(begin)
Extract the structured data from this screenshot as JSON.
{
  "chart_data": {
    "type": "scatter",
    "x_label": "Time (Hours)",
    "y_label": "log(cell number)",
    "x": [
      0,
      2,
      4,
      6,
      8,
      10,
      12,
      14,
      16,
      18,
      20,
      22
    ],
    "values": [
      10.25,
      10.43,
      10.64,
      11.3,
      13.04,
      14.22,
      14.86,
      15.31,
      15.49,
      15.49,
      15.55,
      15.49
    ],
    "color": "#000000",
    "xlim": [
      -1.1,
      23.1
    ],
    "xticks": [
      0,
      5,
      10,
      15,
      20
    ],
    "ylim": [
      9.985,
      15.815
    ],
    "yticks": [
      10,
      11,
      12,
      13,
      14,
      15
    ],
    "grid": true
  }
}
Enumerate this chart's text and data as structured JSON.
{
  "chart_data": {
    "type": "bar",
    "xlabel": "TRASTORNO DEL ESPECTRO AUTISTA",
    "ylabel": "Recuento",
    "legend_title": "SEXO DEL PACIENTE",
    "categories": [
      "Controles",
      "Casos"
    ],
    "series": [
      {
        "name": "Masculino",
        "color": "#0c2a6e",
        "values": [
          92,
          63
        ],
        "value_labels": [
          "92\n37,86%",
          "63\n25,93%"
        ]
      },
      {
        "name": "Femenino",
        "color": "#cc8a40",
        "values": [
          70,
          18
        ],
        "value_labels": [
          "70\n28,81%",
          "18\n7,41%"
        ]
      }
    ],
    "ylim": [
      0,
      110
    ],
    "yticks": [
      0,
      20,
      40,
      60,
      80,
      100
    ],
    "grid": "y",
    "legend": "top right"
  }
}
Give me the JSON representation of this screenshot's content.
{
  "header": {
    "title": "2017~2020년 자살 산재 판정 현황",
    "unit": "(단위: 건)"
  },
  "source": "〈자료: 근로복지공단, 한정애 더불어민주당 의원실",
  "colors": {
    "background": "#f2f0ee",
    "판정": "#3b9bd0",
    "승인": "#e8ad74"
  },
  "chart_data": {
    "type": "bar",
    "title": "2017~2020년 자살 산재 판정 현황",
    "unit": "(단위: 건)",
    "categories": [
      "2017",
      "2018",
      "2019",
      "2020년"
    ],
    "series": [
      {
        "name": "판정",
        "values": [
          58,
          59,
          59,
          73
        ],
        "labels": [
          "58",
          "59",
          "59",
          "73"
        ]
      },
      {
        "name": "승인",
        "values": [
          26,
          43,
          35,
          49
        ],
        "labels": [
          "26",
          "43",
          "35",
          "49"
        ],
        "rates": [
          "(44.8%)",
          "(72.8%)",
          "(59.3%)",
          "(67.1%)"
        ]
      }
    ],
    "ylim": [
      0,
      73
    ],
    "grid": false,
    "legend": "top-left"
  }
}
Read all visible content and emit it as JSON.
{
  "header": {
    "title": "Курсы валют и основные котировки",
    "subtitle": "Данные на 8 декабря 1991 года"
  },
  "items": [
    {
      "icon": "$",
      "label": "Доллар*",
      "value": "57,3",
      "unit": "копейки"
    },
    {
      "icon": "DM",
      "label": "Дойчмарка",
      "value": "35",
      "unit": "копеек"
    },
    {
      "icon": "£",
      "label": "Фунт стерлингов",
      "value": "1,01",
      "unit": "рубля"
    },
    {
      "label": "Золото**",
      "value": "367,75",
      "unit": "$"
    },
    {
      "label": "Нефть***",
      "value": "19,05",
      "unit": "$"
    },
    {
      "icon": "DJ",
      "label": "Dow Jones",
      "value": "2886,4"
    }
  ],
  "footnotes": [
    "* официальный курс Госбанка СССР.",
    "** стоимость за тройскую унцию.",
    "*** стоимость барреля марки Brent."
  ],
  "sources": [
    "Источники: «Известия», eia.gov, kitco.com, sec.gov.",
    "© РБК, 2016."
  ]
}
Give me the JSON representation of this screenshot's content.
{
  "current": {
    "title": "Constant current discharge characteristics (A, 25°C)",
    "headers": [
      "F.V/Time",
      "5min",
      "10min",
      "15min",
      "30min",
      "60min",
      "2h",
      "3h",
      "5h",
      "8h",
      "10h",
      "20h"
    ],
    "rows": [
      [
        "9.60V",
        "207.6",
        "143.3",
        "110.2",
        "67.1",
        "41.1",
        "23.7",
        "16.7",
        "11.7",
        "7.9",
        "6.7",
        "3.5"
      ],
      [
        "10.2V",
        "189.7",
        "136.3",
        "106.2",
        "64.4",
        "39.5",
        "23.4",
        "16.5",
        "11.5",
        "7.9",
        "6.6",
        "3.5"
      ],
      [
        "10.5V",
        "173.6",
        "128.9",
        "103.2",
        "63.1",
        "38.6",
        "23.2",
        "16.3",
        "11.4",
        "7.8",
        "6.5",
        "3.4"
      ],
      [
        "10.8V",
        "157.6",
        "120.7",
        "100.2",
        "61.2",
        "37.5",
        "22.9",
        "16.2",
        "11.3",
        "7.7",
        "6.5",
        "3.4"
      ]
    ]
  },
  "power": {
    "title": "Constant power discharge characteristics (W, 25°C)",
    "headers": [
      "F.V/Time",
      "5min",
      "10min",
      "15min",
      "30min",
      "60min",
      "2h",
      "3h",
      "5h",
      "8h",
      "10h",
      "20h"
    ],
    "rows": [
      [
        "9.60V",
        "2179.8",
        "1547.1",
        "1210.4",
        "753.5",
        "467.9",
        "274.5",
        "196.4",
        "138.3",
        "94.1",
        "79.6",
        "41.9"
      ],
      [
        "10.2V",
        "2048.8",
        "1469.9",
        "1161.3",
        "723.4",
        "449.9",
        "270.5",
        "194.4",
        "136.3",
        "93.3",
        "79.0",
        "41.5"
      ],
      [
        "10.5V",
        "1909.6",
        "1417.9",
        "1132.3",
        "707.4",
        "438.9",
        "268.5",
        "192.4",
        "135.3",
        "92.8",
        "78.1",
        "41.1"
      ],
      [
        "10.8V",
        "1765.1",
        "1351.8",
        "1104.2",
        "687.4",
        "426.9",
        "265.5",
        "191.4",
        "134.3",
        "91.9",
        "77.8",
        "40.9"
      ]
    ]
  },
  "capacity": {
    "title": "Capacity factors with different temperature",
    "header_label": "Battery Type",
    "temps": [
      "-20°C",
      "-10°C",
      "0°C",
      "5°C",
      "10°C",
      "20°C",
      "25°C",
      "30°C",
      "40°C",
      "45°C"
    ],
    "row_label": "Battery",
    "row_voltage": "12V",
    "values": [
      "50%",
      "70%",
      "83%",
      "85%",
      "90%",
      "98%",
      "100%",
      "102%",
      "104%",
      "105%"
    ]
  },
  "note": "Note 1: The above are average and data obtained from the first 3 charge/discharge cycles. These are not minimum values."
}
(end)
Check every line for "стоимость" and show the ones that have it.

▸ SOLUTION FOR THIS EXERCISE
    "** стоимость за тройскую унцию.",
    "*** стоимость барреля марки Brent."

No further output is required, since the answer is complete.